• WORK INSTRUCTIONS
Copy all the material below, exactly as it stands.

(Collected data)
┄┄┄┄┄┄┄┄┄┄┄┄┄┄┄┄┄┄┄┄

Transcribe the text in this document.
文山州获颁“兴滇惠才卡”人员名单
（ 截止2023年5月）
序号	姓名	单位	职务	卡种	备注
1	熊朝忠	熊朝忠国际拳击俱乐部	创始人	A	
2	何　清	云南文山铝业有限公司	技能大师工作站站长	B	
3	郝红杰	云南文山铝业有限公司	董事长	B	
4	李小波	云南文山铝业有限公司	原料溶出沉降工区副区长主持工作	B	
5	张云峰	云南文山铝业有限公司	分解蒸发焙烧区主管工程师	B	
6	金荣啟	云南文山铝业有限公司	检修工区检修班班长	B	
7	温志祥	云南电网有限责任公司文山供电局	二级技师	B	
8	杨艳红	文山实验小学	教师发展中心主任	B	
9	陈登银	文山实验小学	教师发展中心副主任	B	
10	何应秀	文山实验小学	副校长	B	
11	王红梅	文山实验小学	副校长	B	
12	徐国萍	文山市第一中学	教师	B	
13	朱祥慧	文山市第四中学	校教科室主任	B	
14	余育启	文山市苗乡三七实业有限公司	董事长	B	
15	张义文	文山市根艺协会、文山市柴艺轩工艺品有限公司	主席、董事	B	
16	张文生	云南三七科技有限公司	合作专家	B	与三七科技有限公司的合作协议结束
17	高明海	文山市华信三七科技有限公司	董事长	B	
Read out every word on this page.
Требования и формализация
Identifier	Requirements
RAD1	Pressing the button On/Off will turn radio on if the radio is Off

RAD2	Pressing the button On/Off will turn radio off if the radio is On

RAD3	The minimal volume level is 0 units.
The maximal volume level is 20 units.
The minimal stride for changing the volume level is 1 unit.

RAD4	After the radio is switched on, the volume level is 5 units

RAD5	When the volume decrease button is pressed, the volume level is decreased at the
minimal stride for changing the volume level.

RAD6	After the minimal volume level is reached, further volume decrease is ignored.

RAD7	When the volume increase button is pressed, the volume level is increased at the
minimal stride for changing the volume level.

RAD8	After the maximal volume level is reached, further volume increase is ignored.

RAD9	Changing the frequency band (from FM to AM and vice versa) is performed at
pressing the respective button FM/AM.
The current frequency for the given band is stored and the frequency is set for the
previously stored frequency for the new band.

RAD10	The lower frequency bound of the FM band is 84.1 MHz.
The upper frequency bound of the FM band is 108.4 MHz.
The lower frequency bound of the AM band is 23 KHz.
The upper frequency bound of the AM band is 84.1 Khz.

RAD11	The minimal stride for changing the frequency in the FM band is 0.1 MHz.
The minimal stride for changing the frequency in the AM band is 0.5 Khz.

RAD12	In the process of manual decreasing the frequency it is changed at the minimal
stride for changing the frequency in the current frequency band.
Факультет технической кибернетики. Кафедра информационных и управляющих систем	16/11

┄┄┄┄┄┄┄┄┄┄┄┄┄┄┄┄┄┄┄┄

• COMPLETED TASK
Transcribe the text in this document.
文山州获颁“兴滇惠才卡”人员名单
（ 截止2023年5月）
序号	姓名	单位	职务	卡种	备注
1	熊朝忠	熊朝忠国际拳击俱乐部	创始人	A	
2	何　清	云南文山铝业有限公司	技能大师工作站站长	B	
3	郝红杰	云南文山铝业有限公司	董事长	B	
4	李小波	云南文山铝业有限公司	原料溶出沉降工区副区长主持工作	B	
5	张云峰	云南文山铝业有限公司	分解蒸发焙烧区主管工程师	B	
6	金荣啟	云南文山铝业有限公司	检修工区检修班班长	B	
7	温志祥	云南电网有限责任公司文山供电局	二级技师	B	
8	杨艳红	文山实验小学	教师发展中心主任	B	
9	陈登银	文山实验小学	教师发展中心副主任	B	
10	何应秀	文山实验小学	副校长	B	
11	王红梅	文山实验小学	副校长	B	
12	徐国萍	文山市第一中学	教师	B	
13	朱祥慧	文山市第四中学	校教科室主任	B	
14	余育启	文山市苗乡三七实业有限公司	董事长	B	
15	张义文	文山市根艺协会、文山市柴艺轩工艺品有限公司	主席、董事	B	
16	张文生	云南三七科技有限公司	合作专家	B	与三七科技有限公司的合作协议结束
17	高明海	文山市华信三七科技有限公司	董事长	B	
Read out every word on this page.
Требования и формализация
Identifier	Requirements
RAD1	Pressing the button On/Off will turn radio on if the radio is Off

RAD2	Pressing the button On/Off will turn radio off if the radio is On

RAD3	The minimal volume level is 0 units.
The maximal volume level is 20 units.
The minimal stride for changing the volume level is 1 unit.

RAD4	After the radio is switched on, the volume level is 5 units

RAD5	When the volume decrease button is pressed, the volume level is decreased at the
minimal stride for changing the volume level.

RAD6	After the minimal volume level is reached, further volume decrease is ignored.

RAD7	When the volume increase button is pressed, the volume level is increased at the
minimal stride for changing the volume level.

RAD8	After the maximal volume level is reached, further volume increase is ignored.

RAD9	Changing the frequency band (from FM to AM and vice versa) is performed at
pressing the respective button FM/AM.
The current frequency for the given band is stored and the frequency is set for the
previously stored frequency for the new band.

RAD10	The lower frequency bound of the FM band is 84.1 MHz.
The upper frequency bound of the FM band is 108.4 MHz.
The lower frequency bound of the AM band is 23 KHz.
The upper frequency bound of the AM band is 84.1 Khz.

RAD11	The minimal stride for changing the frequency in the FM band is 0.1 MHz.
The minimal stride for changing the frequency in the AM band is 0.5 Khz.

RAD12	In the process of manual decreasing the frequency it is changed at the minimal
stride for changing the frequency in the current frequency band.
Факультет технической кибернетики. Кафедра информационных и управляющих систем	16/11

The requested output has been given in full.